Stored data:
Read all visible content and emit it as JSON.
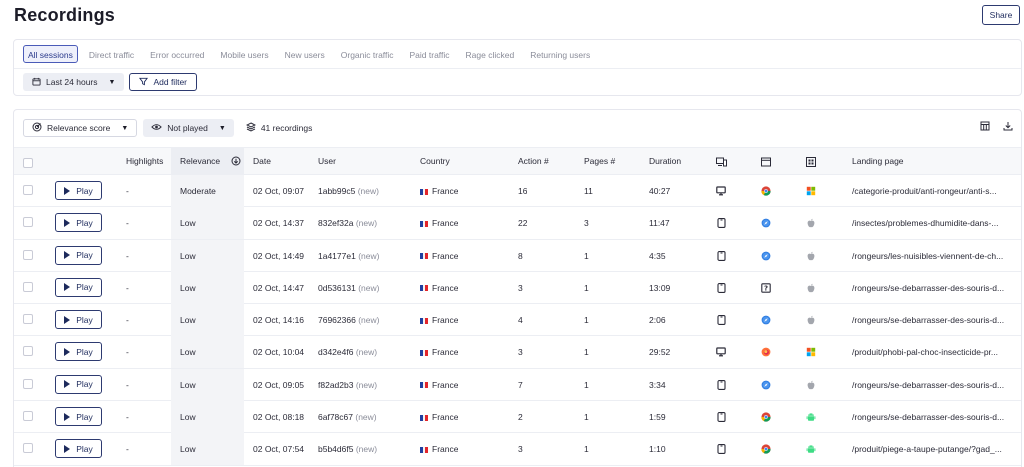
{
  "header": {
    "title": "Recordings",
    "share_label": "Share"
  },
  "segments": {
    "tabs": [
      {
        "label": "All sessions",
        "active": true
      },
      {
        "label": "Direct traffic",
        "active": false
      },
      {
        "label": "Error occurred",
        "active": false
      },
      {
        "label": "Mobile users",
        "active": false
      },
      {
        "label": "New users",
        "active": false
      },
      {
        "label": "Organic traffic",
        "active": false
      },
      {
        "label": "Paid traffic",
        "active": false
      },
      {
        "label": "Rage clicked",
        "active": false
      },
      {
        "label": "Returning users",
        "active": false
      }
    ],
    "date_filter": "Last 24 hours",
    "add_filter": "Add filter"
  },
  "toolbar": {
    "sort_label": "Relevance score",
    "played_filter": "Not played",
    "recordings_count": "41 recordings"
  },
  "table": {
    "columns": {
      "highlights": "Highlights",
      "relevance": "Relevance",
      "date": "Date",
      "user": "User",
      "country": "Country",
      "actions": "Action #",
      "pages": "Pages #",
      "duration": "Duration",
      "landing": "Landing page"
    },
    "play_label": "Play",
    "rows": [
      {
        "highlights": "-",
        "relevance": "Moderate",
        "date": "02 Oct, 09:07",
        "user": "1abb99c5",
        "new": "(new)",
        "country": "France",
        "actions": "16",
        "pages": "11",
        "duration": "40:27",
        "device": "desktop",
        "browser": "chrome",
        "os": "windows",
        "landing": "/categorie-produit/anti-rongeur/anti-s..."
      },
      {
        "highlights": "-",
        "relevance": "Low",
        "date": "02 Oct, 14:37",
        "user": "832ef32a",
        "new": "(new)",
        "country": "France",
        "actions": "22",
        "pages": "3",
        "duration": "11:47",
        "device": "mobile",
        "browser": "safari",
        "os": "apple",
        "landing": "/insectes/problemes-dhumidite-dans-..."
      },
      {
        "highlights": "-",
        "relevance": "Low",
        "date": "02 Oct, 14:49",
        "user": "1a4177e1",
        "new": "(new)",
        "country": "France",
        "actions": "8",
        "pages": "1",
        "duration": "4:35",
        "device": "mobile",
        "browser": "safari",
        "os": "apple",
        "landing": "/rongeurs/les-nuisibles-viennent-de-ch..."
      },
      {
        "highlights": "-",
        "relevance": "Low",
        "date": "02 Oct, 14:47",
        "user": "0d536131",
        "new": "(new)",
        "country": "France",
        "actions": "3",
        "pages": "1",
        "duration": "13:09",
        "device": "mobile",
        "browser": "unknown",
        "os": "apple",
        "landing": "/rongeurs/se-debarrasser-des-souris-d..."
      },
      {
        "highlights": "-",
        "relevance": "Low",
        "date": "02 Oct, 14:16",
        "user": "76962366",
        "new": "(new)",
        "country": "France",
        "actions": "4",
        "pages": "1",
        "duration": "2:06",
        "device": "mobile",
        "browser": "safari",
        "os": "apple",
        "landing": "/rongeurs/se-debarrasser-des-souris-d..."
      },
      {
        "highlights": "-",
        "relevance": "Low",
        "date": "02 Oct, 10:04",
        "user": "d342e4f6",
        "new": "(new)",
        "country": "France",
        "actions": "3",
        "pages": "1",
        "duration": "29:52",
        "device": "desktop",
        "browser": "firefox",
        "os": "windows",
        "landing": "/produit/phobi-pal-choc-insecticide-pr..."
      },
      {
        "highlights": "-",
        "relevance": "Low",
        "date": "02 Oct, 09:05",
        "user": "f82ad2b3",
        "new": "(new)",
        "country": "France",
        "actions": "7",
        "pages": "1",
        "duration": "3:34",
        "device": "mobile",
        "browser": "safari",
        "os": "apple",
        "landing": "/rongeurs/se-debarrasser-des-souris-d..."
      },
      {
        "highlights": "-",
        "relevance": "Low",
        "date": "02 Oct, 08:18",
        "user": "6af78c67",
        "new": "(new)",
        "country": "France",
        "actions": "2",
        "pages": "1",
        "duration": "1:59",
        "device": "mobile",
        "browser": "chrome",
        "os": "android",
        "landing": "/rongeurs/se-debarrasser-des-souris-d..."
      },
      {
        "highlights": "-",
        "relevance": "Low",
        "date": "02 Oct, 07:54",
        "user": "b5b4d6f5",
        "new": "(new)",
        "country": "France",
        "actions": "3",
        "pages": "1",
        "duration": "1:10",
        "device": "mobile",
        "browser": "chrome",
        "os": "android",
        "landing": "/produit/piege-a-taupe-putange/?gad_..."
      }
    ]
  }
}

◆ WHAT NEEDS TO BE DONE
Every entry above should be duplicated exactly. Do not include the images.

◆ WRITTEN ANSWER
Read all visible content and emit it as JSON.
{
  "header": {
    "title": "Recordings",
    "share_label": "Share"
  },
  "segments": {
    "tabs": [
      {
        "label": "All sessions",
        "active": true
      },
      {
        "label": "Direct traffic",
        "active": false
      },
      {
        "label": "Error occurred",
        "active": false
      },
      {
        "label": "Mobile users",
        "active": false
      },
      {
        "label": "New users",
        "active": false
      },
      {
        "label": "Organic traffic",
        "active": false
      },
      {
        "label": "Paid traffic",
        "active": false
      },
      {
        "label": "Rage clicked",
        "active": false
      },
      {
        "label": "Returning users",
        "active": false
      }
    ],
    "date_filter": "Last 24 hours",
    "add_filter": "Add filter"
  },
  "toolbar": {
    "sort_label": "Relevance score",
    "played_filter": "Not played",
    "recordings_count": "41 recordings"
  },
  "table": {
    "columns": {
      "highlights": "Highlights",
      "relevance": "Relevance",
      "date": "Date",
      "user": "User",
      "country": "Country",
      "actions": "Action #",
      "pages": "Pages #",
      "duration": "Duration",
      "landing": "Landing page"
    },
    "play_label": "Play",
    "rows": [
      {
        "highlights": "-",
        "relevance": "Moderate",
        "date": "02 Oct, 09:07",
        "user": "1abb99c5",
        "new": "(new)",
        "country": "France",
        "actions": "16",
        "pages": "11",
        "duration": "40:27",
        "device": "desktop",
        "browser": "chrome",
        "os": "windows",
        "landing": "/categorie-produit/anti-rongeur/anti-s..."
      },
      {
        "highlights": "-",
        "relevance": "Low",
        "date": "02 Oct, 14:37",
        "user": "832ef32a",
        "new": "(new)",
        "country": "France",
        "actions": "22",
        "pages": "3",
        "duration": "11:47",
        "device": "mobile",
        "browser": "safari",
        "os": "apple",
        "landing": "/insectes/problemes-dhumidite-dans-..."
      },
      {
        "highlights": "-",
        "relevance": "Low",
        "date": "02 Oct, 14:49",
        "user": "1a4177e1",
        "new": "(new)",
        "country": "France",
        "actions": "8",
        "pages": "1",
        "duration": "4:35",
        "device": "mobile",
        "browser": "safari",
        "os": "apple",
        "landing": "/rongeurs/les-nuisibles-viennent-de-ch..."
      },
      {
        "highlights": "-",
        "relevance": "Low",
        "date": "02 Oct, 14:47",
        "user": "0d536131",
        "new": "(new)",
        "country": "France",
        "actions": "3",
        "pages": "1",
        "duration": "13:09",
        "device": "mobile",
        "browser": "unknown",
        "os": "apple",
        "landing": "/rongeurs/se-debarrasser-des-souris-d..."
      },
      {
        "highlights": "-",
        "relevance": "Low",
        "date": "02 Oct, 14:16",
        "user": "76962366",
        "new": "(new)",
        "country": "France",
        "actions": "4",
        "pages": "1",
        "duration": "2:06",
        "device": "mobile",
        "browser": "safari",
        "os": "apple",
        "landing": "/rongeurs/se-debarrasser-des-souris-d..."
      },
      {
        "highlights": "-",
        "relevance": "Low",
        "date": "02 Oct, 10:04",
        "user": "d342e4f6",
        "new": "(new)",
        "country": "France",
        "actions": "3",
        "pages": "1",
        "duration": "29:52",
        "device": "desktop",
        "browser": "firefox",
        "os": "windows",
        "landing": "/produit/phobi-pal-choc-insecticide-pr..."
      },
      {
        "highlights": "-",
        "relevance": "Low",
        "date": "02 Oct, 09:05",
        "user": "f82ad2b3",
        "new": "(new)",
        "country": "France",
        "actions": "7",
        "pages": "1",
        "duration": "3:34",
        "device": "mobile",
        "browser": "safari",
        "os": "apple",
        "landing": "/rongeurs/se-debarrasser-des-souris-d..."
      },
      {
        "highlights": "-",
        "relevance": "Low",
        "date": "02 Oct, 08:18",
        "user": "6af78c67",
        "new": "(new)",
        "country": "France",
        "actions": "2",
        "pages": "1",
        "duration": "1:59",
        "device": "mobile",
        "browser": "chrome",
        "os": "android",
        "landing": "/rongeurs/se-debarrasser-des-souris-d..."
      },
      {
        "highlights": "-",
        "relevance": "Low",
        "date": "02 Oct, 07:54",
        "user": "b5b4d6f5",
        "new": "(new)",
        "country": "France",
        "actions": "3",
        "pages": "1",
        "duration": "1:10",
        "device": "mobile",
        "browser": "chrome",
        "os": "android",
        "landing": "/produit/piege-a-taupe-putange/?gad_..."
      }
    ]
  }
}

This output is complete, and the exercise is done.